### WHAT IS NEEDED
Go through the listing and copy each line with the string "Servizio".

### INFORMATION SHOWN
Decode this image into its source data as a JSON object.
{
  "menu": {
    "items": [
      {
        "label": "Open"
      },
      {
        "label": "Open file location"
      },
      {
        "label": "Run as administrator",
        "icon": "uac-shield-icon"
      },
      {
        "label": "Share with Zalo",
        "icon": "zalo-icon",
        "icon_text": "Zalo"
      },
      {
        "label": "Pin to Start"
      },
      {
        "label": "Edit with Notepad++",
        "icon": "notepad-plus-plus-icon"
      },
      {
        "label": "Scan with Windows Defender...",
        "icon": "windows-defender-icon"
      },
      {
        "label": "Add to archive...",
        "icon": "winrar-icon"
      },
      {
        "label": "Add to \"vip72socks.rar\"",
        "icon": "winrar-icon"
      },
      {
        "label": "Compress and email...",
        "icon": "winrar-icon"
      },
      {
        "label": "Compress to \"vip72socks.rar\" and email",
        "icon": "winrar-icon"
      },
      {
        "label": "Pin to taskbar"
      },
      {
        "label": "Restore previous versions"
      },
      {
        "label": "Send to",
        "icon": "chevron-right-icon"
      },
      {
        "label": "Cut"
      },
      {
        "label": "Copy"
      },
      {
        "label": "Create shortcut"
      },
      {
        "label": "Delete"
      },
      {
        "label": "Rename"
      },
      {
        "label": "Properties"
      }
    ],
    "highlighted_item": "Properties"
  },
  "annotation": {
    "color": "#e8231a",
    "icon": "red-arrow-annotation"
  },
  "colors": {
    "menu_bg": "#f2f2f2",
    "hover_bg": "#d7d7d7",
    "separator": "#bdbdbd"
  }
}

* * *

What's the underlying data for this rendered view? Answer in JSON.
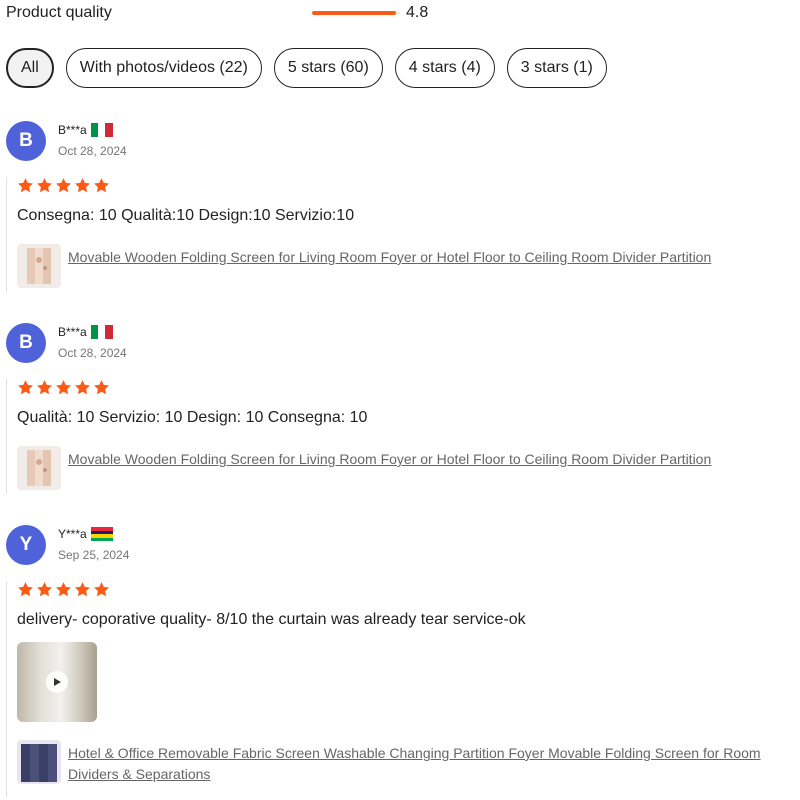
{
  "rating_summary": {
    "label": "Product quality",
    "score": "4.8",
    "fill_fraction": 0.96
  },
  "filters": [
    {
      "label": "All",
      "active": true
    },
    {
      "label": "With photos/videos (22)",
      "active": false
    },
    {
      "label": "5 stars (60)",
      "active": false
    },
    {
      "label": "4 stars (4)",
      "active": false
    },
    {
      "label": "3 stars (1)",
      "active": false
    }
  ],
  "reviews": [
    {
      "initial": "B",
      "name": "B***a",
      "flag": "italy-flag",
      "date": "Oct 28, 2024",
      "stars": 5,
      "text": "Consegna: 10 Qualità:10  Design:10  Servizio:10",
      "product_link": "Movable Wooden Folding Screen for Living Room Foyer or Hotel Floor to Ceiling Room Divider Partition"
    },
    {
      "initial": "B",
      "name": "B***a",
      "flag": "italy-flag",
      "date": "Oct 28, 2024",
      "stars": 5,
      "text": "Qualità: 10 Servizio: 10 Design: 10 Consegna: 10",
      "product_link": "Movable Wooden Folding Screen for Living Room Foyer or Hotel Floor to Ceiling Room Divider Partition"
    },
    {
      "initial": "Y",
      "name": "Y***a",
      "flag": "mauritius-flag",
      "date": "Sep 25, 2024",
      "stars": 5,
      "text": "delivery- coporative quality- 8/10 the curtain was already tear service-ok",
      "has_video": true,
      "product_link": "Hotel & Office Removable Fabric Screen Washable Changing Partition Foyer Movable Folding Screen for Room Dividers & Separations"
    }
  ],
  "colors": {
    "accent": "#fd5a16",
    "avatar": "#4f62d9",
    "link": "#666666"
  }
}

### RESULT FOR THIS TASK
      "text": "Consegna: 10 Qualità:10  Design:10  Servizio:10",
      "text": "Qualità: 10 Servizio: 10 Design: 10 Consegna: 10",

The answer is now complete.